# [DIRECTIONS FOR THIS TASK]
Lines containing the word "icon" are the ones to copy from the records below.

Stored data:
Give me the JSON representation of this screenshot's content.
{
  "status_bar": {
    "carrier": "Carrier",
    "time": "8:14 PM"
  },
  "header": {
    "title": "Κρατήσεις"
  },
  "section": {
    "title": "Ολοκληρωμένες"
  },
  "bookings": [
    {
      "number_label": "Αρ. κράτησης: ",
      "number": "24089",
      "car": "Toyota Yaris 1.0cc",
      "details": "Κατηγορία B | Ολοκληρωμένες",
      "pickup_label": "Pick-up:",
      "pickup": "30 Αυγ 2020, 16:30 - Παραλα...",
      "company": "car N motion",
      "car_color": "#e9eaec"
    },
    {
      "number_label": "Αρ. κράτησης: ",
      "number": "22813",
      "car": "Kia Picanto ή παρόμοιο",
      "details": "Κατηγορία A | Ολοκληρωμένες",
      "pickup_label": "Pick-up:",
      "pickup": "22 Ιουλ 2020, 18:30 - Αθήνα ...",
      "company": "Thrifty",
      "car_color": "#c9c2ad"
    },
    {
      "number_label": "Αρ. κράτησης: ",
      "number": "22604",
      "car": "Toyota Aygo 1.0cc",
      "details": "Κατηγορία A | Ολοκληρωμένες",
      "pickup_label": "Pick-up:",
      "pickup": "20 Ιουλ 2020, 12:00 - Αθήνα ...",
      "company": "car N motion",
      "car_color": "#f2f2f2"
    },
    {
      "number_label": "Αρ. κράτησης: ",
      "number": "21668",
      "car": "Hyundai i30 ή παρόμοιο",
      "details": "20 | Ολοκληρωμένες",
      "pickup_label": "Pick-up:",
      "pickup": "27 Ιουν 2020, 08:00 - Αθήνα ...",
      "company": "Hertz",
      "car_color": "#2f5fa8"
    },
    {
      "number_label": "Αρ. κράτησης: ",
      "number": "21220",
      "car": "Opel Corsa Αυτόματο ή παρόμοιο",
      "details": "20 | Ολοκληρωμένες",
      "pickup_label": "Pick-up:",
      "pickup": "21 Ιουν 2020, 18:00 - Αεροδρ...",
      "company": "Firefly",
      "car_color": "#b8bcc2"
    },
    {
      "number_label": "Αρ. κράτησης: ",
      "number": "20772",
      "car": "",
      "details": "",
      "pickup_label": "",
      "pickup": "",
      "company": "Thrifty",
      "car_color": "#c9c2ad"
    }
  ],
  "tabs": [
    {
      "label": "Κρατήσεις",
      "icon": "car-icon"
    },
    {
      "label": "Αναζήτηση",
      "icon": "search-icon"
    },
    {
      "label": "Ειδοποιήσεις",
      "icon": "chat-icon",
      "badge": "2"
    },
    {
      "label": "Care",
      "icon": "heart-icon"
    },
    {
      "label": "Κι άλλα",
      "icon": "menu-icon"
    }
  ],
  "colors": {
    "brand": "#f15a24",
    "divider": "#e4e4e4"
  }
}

# [EXERCISE ANSWER]
      "icon": "car-icon"
      "icon": "search-icon"
      "icon": "chat-icon",
      "icon": "heart-icon"
      "icon": "menu-icon"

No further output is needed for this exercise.